---------- RECORDS PROVIDED

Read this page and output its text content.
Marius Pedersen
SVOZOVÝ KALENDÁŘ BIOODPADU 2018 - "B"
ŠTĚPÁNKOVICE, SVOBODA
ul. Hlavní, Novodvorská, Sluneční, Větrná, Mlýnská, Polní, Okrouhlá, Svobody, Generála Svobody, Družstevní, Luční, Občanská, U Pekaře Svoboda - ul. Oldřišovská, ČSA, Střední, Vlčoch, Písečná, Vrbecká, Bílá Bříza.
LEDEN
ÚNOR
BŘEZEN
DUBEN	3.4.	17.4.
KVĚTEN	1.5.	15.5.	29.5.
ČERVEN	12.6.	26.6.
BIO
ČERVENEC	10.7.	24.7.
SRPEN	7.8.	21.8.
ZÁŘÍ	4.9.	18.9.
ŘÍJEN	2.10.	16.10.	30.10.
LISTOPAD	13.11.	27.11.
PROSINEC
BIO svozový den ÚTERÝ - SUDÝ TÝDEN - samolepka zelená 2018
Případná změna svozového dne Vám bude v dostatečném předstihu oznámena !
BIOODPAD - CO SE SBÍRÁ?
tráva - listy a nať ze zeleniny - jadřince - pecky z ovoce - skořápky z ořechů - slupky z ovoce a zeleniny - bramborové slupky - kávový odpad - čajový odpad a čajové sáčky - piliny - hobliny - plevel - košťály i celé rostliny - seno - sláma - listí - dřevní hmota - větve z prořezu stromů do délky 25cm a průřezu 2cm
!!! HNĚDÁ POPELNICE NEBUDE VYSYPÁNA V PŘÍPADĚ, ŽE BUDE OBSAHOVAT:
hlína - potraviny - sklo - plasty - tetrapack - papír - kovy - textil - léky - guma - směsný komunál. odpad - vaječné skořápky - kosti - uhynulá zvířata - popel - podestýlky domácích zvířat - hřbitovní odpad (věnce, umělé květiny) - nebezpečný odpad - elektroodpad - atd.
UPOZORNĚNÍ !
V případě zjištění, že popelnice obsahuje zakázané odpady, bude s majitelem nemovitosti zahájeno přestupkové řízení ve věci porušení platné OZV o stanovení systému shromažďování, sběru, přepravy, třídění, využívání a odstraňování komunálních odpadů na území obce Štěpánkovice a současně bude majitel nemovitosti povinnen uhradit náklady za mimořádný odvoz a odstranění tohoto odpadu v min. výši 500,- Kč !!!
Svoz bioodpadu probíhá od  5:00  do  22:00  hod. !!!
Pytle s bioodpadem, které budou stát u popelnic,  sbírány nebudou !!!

--------------------

_EXERCISE GOAL_
Which lines hold the word "skořápky"? Copy all of them.

_TASK RESULT_
tráva - listy a nať ze zeleniny - jadřince - pecky z ovoce - skořápky z ořechů - slupky z ovoce a zeleniny - bramborové slupky - kávový odpad - čajový odpad a čajové sáčky - piliny - hobliny - plevel - košťály i celé rostliny - seno - sláma - listí - dřevní hmota - větve z prořezu stromů do délky 25cm a průřezu 2cm
hlína - potraviny - sklo - plasty - tetrapack - papír - kovy - textil - léky - guma - směsný komunál. odpad - vaječné skořápky - kosti - uhynulá zvířata - popel - podestýlky domácích zvířat - hřbitovní odpad (věnce, umělé květiny) - nebezpečný odpad - elektroodpad - atd.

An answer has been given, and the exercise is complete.